── Records for the task

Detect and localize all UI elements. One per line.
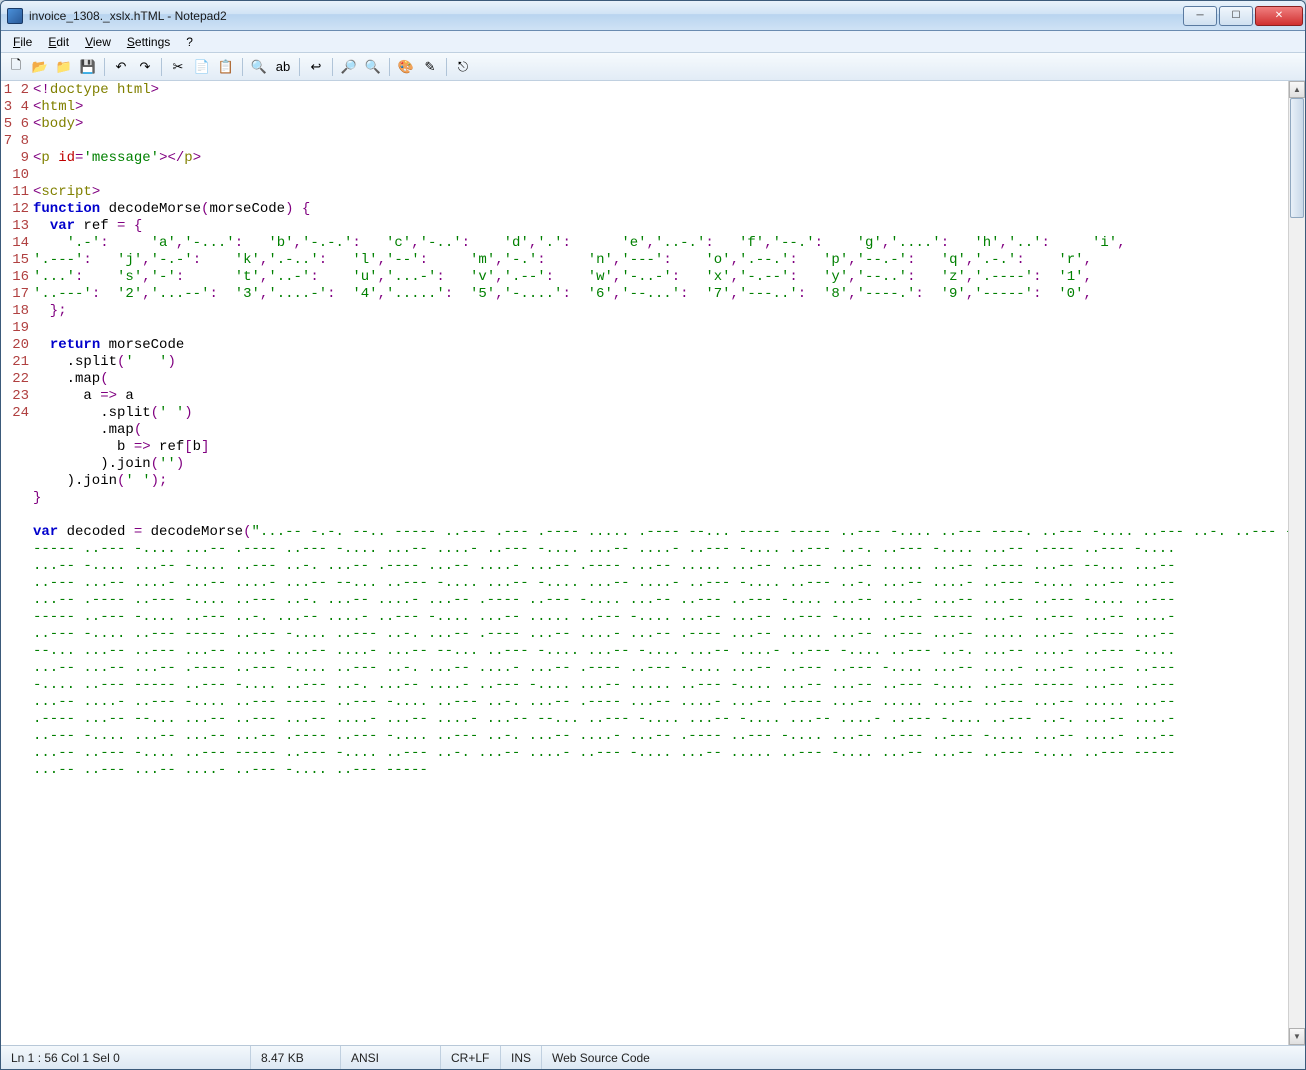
- status-encoding[interactable]: ANSI: [341, 1046, 441, 1069]
- close-button[interactable]: ✕: [1255, 6, 1303, 26]
- zoomout-button[interactable]: 🔍: [362, 56, 384, 78]
- status-position[interactable]: Ln 1 : 56 Col 1 Sel 0: [1, 1046, 251, 1069]
- paste-button[interactable]: 📋: [215, 56, 237, 78]
- find-button[interactable]: 🔍: [248, 56, 270, 78]
- new-button[interactable]: 🗋: [5, 56, 27, 78]
- menu-view[interactable]: View: [77, 33, 119, 51]
- customize-button[interactable]: ✎: [419, 56, 441, 78]
- separator: [446, 58, 447, 76]
- separator: [161, 58, 162, 76]
- menubar: File Edit View Settings ?: [1, 31, 1305, 53]
- wordwrap-button[interactable]: ↩: [305, 56, 327, 78]
- separator: [242, 58, 243, 76]
- app-icon: [7, 8, 23, 24]
- minimize-button[interactable]: ─: [1183, 6, 1217, 26]
- status-lexer[interactable]: Web Source Code: [542, 1046, 1305, 1069]
- vertical-scrollbar[interactable]: ▲ ▼: [1288, 81, 1305, 1045]
- scheme-button[interactable]: 🎨: [395, 56, 417, 78]
- maximize-button[interactable]: ☐: [1219, 6, 1253, 26]
- undo-button[interactable]: ↶: [110, 56, 132, 78]
- scroll-down-button[interactable]: ▼: [1289, 1028, 1305, 1045]
- notepad2-window: invoice_1308._xslx.hTML - Notepad2 ─ ☐ ✕…: [0, 0, 1306, 1070]
- open-button[interactable]: 📂: [29, 56, 51, 78]
- separator: [299, 58, 300, 76]
- replace-button[interactable]: ab: [272, 56, 294, 78]
- separator: [332, 58, 333, 76]
- menu-settings[interactable]: Settings: [119, 33, 178, 51]
- scroll-track[interactable]: [1289, 98, 1305, 1028]
- status-eol[interactable]: CR+LF: [441, 1046, 501, 1069]
- zoomin-button[interactable]: 🔎: [338, 56, 360, 78]
- status-filesize[interactable]: 8.47 KB: [251, 1046, 341, 1069]
- browse-button[interactable]: 📁: [53, 56, 75, 78]
- redo-button[interactable]: ↷: [134, 56, 156, 78]
- menu-help[interactable]: ?: [178, 33, 201, 51]
- separator: [104, 58, 105, 76]
- save-button[interactable]: 💾: [77, 56, 99, 78]
- statusbar: Ln 1 : 56 Col 1 Sel 0 8.47 KB ANSI CR+LF…: [1, 1045, 1305, 1069]
- toolbar: 🗋 📂 📁 💾 ↶ ↷ ✂ 📄 📋 🔍 ab ↩ 🔎 🔍 🎨 ✎ ⎋: [1, 53, 1305, 81]
- scroll-thumb[interactable]: [1290, 98, 1304, 218]
- exit-button[interactable]: ⎋: [452, 56, 474, 78]
- line-number-gutter: 1 2 3 4 5 6 7 8 9 10 11 12 13 14 15 16 1…: [1, 81, 33, 1045]
- status-ovr[interactable]: INS: [501, 1046, 542, 1069]
- menu-file[interactable]: File: [5, 33, 40, 51]
- scroll-up-button[interactable]: ▲: [1289, 81, 1305, 98]
- code-text[interactable]: <!doctype html> <html> <body> <p id='mes…: [33, 81, 1288, 1045]
- window-title: invoice_1308._xslx.hTML - Notepad2: [29, 9, 1183, 23]
- editor-area[interactable]: 1 2 3 4 5 6 7 8 9 10 11 12 13 14 15 16 1…: [1, 81, 1305, 1045]
- titlebar[interactable]: invoice_1308._xslx.hTML - Notepad2 ─ ☐ ✕: [1, 1, 1305, 31]
- copy-button[interactable]: 📄: [191, 56, 213, 78]
- menu-edit[interactable]: Edit: [40, 33, 77, 51]
- separator: [389, 58, 390, 76]
- cut-button[interactable]: ✂: [167, 56, 189, 78]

────

Written task: Copy the data above line for line, leaving out the picture.

Finished task:
Detect and localize all UI elements. One per line.
- status-encoding[interactable]: ANSI: [341, 1046, 441, 1069]
- close-button[interactable]: ✕: [1255, 6, 1303, 26]
- zoomout-button[interactable]: 🔍: [362, 56, 384, 78]
- status-position[interactable]: Ln 1 : 56 Col 1 Sel 0: [1, 1046, 251, 1069]
- paste-button[interactable]: 📋: [215, 56, 237, 78]
- find-button[interactable]: 🔍: [248, 56, 270, 78]
- new-button[interactable]: 🗋: [5, 56, 27, 78]
- menu-view[interactable]: View: [77, 33, 119, 51]
- customize-button[interactable]: ✎: [419, 56, 441, 78]
- separator: [446, 58, 447, 76]
- separator: [161, 58, 162, 76]
- menubar: File Edit View Settings ?: [1, 31, 1305, 53]
- wordwrap-button[interactable]: ↩: [305, 56, 327, 78]
- separator: [242, 58, 243, 76]
- app-icon: [7, 8, 23, 24]
- minimize-button[interactable]: ─: [1183, 6, 1217, 26]
- status-lexer[interactable]: Web Source Code: [542, 1046, 1305, 1069]
- vertical-scrollbar[interactable]: ▲ ▼: [1288, 81, 1305, 1045]
- scheme-button[interactable]: 🎨: [395, 56, 417, 78]
- maximize-button[interactable]: ☐: [1219, 6, 1253, 26]
- undo-button[interactable]: ↶: [110, 56, 132, 78]
- scroll-down-button[interactable]: ▼: [1289, 1028, 1305, 1045]
- notepad2-window: invoice_1308._xslx.hTML - Notepad2 ─ ☐ ✕…: [0, 0, 1306, 1070]
- open-button[interactable]: 📂: [29, 56, 51, 78]
- separator: [299, 58, 300, 76]
- replace-button[interactable]: ab: [272, 56, 294, 78]
- separator: [332, 58, 333, 76]
- menu-settings[interactable]: Settings: [119, 33, 178, 51]
- scroll-track[interactable]: [1289, 98, 1305, 1028]
- status-eol[interactable]: CR+LF: [441, 1046, 501, 1069]
- zoomin-button[interactable]: 🔎: [338, 56, 360, 78]
- status-filesize[interactable]: 8.47 KB: [251, 1046, 341, 1069]
- browse-button[interactable]: 📁: [53, 56, 75, 78]
- redo-button[interactable]: ↷: [134, 56, 156, 78]
- menu-help[interactable]: ?: [178, 33, 201, 51]
- separator: [104, 58, 105, 76]
- save-button[interactable]: 💾: [77, 56, 99, 78]
- statusbar: Ln 1 : 56 Col 1 Sel 0 8.47 KB ANSI CR+LF…: [1, 1045, 1305, 1069]
- toolbar: 🗋 📂 📁 💾 ↶ ↷ ✂ 📄 📋 🔍 ab ↩ 🔎 🔍 🎨 ✎ ⎋: [1, 53, 1305, 81]
- scroll-thumb[interactable]: [1290, 98, 1304, 218]
- exit-button[interactable]: ⎋: [452, 56, 474, 78]
- line-number-gutter: 1 2 3 4 5 6 7 8 9 10 11 12 13 14 15 16 1…: [1, 81, 33, 1045]
- status-ovr[interactable]: INS: [501, 1046, 542, 1069]
- menu-file[interactable]: File: [5, 33, 40, 51]
- scroll-up-button[interactable]: ▲: [1289, 81, 1305, 98]
- code-text[interactable]: <!doctype html> <html> <body> <p id='mes…: [33, 81, 1288, 1045]
- window-title: invoice_1308._xslx.hTML - Notepad2: [29, 9, 1183, 23]
- editor-area[interactable]: 1 2 3 4 5 6 7 8 9 10 11 12 13 14 15 16 1…: [1, 81, 1305, 1045]
- titlebar[interactable]: invoice_1308._xslx.hTML - Notepad2 ─ ☐ ✕: [1, 1, 1305, 31]
- copy-button[interactable]: 📄: [191, 56, 213, 78]
- menu-edit[interactable]: Edit: [40, 33, 77, 51]
- separator: [389, 58, 390, 76]
- cut-button[interactable]: ✂: [167, 56, 189, 78]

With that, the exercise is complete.